Directions: From the entries provided below, copy each line that contains the word "menos".
** Begin Records **
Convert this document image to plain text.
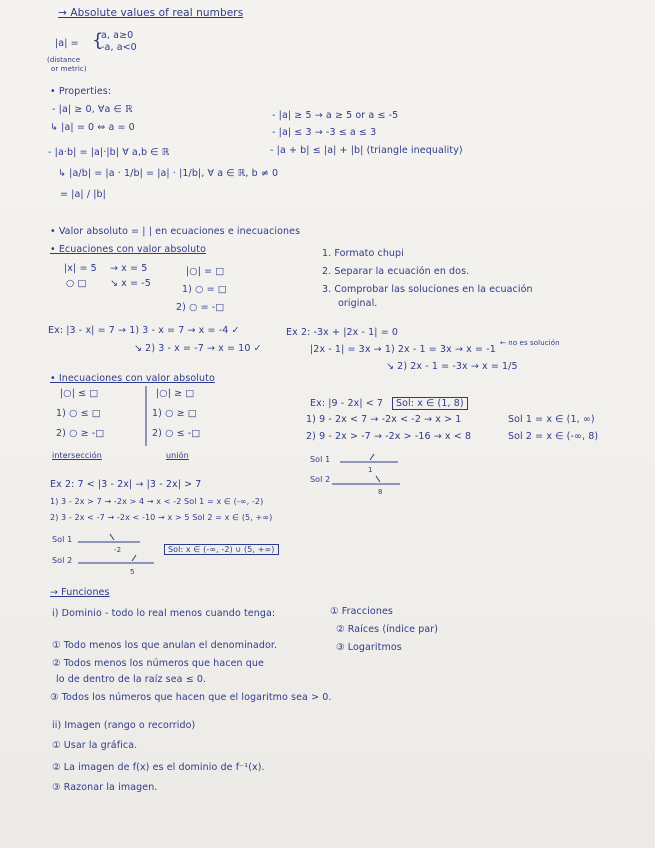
→ Absolute values of real numbers
|a| = {
a, a≥0
-a, a<0
(distance
or metric)
• Properties:
- |a| ≥ 0, ∀a ∈ ℝ
↳ |a| = 0 ⇔ a = 0
- |a·b| = |a|·|b| ∀ a,b ∈ ℝ
↳ |a/b| = |a · 1/b| = |a| · |1/b|, ∀ a ∈ ℝ, b ≠ 0
= |a| / |b|
- |a| ≥ 5 → a ≥ 5 or a ≤ -5
- |a| ≤ 3 → -3 ≤ a ≤ 3
- |a + b| ≤ |a| + |b| (triangle inequality)
• Valor absoluto = | | en ecuaciones e inecuaciones
• Ecuaciones con valor absoluto
|x| = 5 → x = 5
↘ x = -5
○ □
|○| = □
1) ○ = □
2) ○ = -□
1. Formato chupi
2. Separar la ecuación en dos.
3. Comprobar las soluciones en la ecuación
original.
Ex: |3 - x| = 7 → 1) 3 - x = 7 → x = -4 ✓
↘ 2) 3 - x = -7 → x = 10 ✓
Ex 2: -3x + |2x - 1| = 0
|2x - 1| = 3x → 1) 2x - 1 = 3x → x = -1
← no es solución
↘ 2) 2x - 1 = -3x → x = 1/5
• Inecuaciones con valor absoluto
|○| ≤ □
1) ○ ≤ □
2) ○ ≥ -□
intersección
|○| ≥ □
1) ○ ≥ □
2) ○ ≤ -□
unión
Ex: |9 - 2x| < 7	Sol: x ∈ (1, 8)
1) 9 - 2x < 7 → -2x < -2 → x > 1	Sol 1 = x ∈ (1, ∞)
2) 9 - 2x > -7 → -2x > -16 → x < 8	Sol 2 = x ∈ (-∞, 8)
Sol 1
Sol 2
1
8
Ex 2: 7 < |3 - 2x| → |3 - 2x| > 7
1) 3 - 2x > 7 → -2x > 4 → x < -2 Sol 1 = x ∈ (-∞, -2)
2) 3 - 2x < -7 → -2x < -10 → x > 5 Sol 2 = x ∈ (5, +∞)
Sol 1
Sol 2
-2
5
Sol: x ∈ (-∞, -2) ∪ (5, +∞)
→ Funciones
i) Dominio - todo lo real menos cuando tenga:	① Fracciones
② Raíces (índice par)
③ Logaritmos
① Todo menos los que anulan el denominador.
② Todos menos los números que hacen que
lo de dentro de la raíz sea ≤ 0.
③ Todos los números que hacen que el logaritmo sea > 0.
ii) Imagen (rango o recorrido)
① Usar la gráfica.
② La imagen de f(x) es el dominio de f⁻¹(x).
③ Razonar la imagen.
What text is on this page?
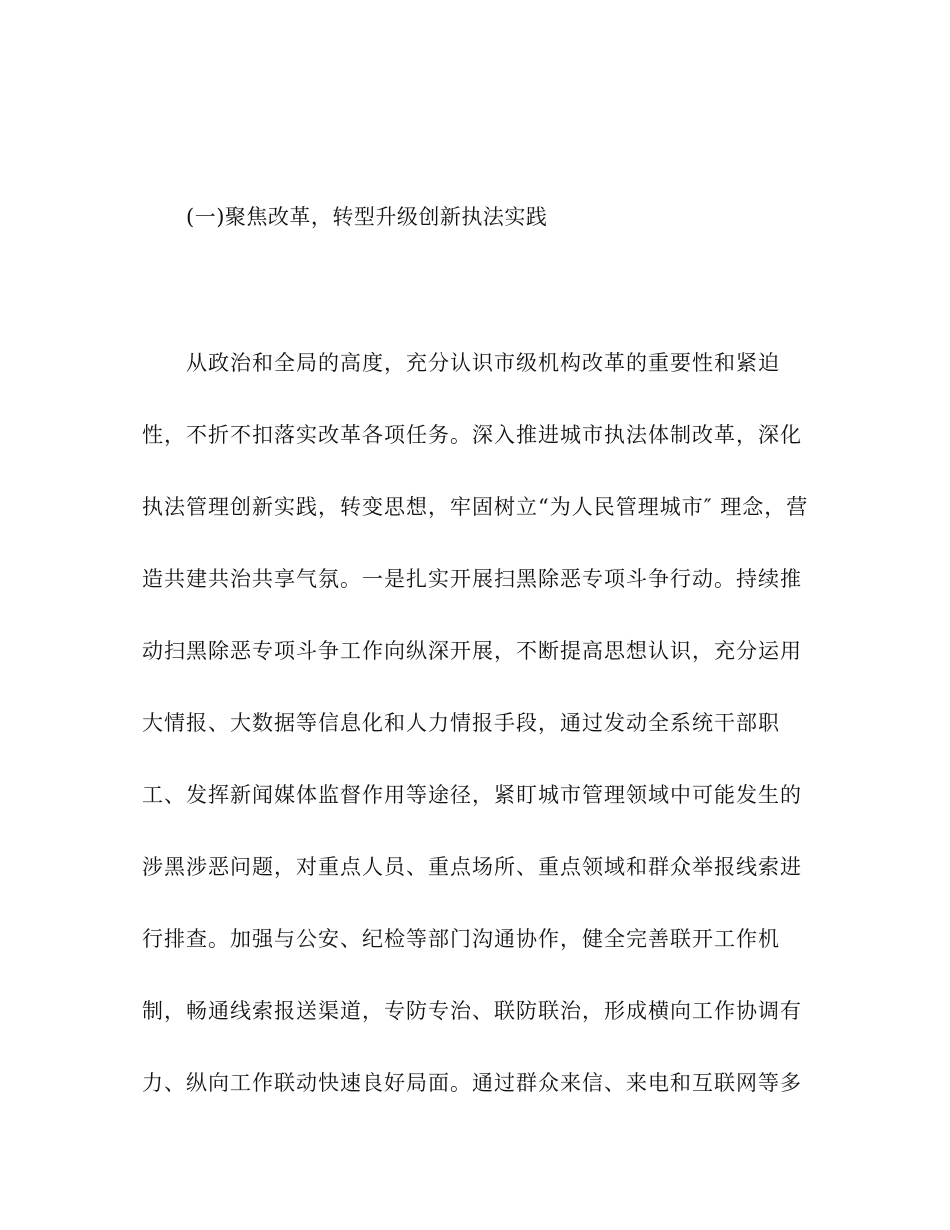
(一)聚焦改革，转型升级创新执法实践
从政治和全局的高度，充分认识市级机构改革的重要性和紧迫
性，不折不扣落实改革各项任务。深入推进城市执法体制改革，深化
执法管理创新实践，转变思想，牢固树立“为人民管理城市″ 理念，营
造共建共治共享气氛。一是扎实开展扫黑除恶专项斗争行动。持续推
动扫黑除恶专项斗争工作向纵深开展，不断提高思想认识，充分运用
大情报、大数据等信息化和人力情报手段，通过发动全系统干部职
工、发挥新闻媒体监督作用等途径，紧盯城市管理领域中可能发生的
涉黑涉恶问题，对重点人员、重点场所、重点领域和群众举报线索进
行排查。加强与公安、纪检等部门沟通协作，健全完善联开工作机
制，畅通线索报送渠道，专防专治、联防联治，形成横向工作协调有
力、纵向工作联动快速良好局面。通过群众来信、来电和互联网等多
** End Records **
Solution for this exercise:
i) Dominio - todo lo real menos cuando tenga:	① Fracciones
① Todo menos los que anulan el denominador.
② Todos menos los números que hacen que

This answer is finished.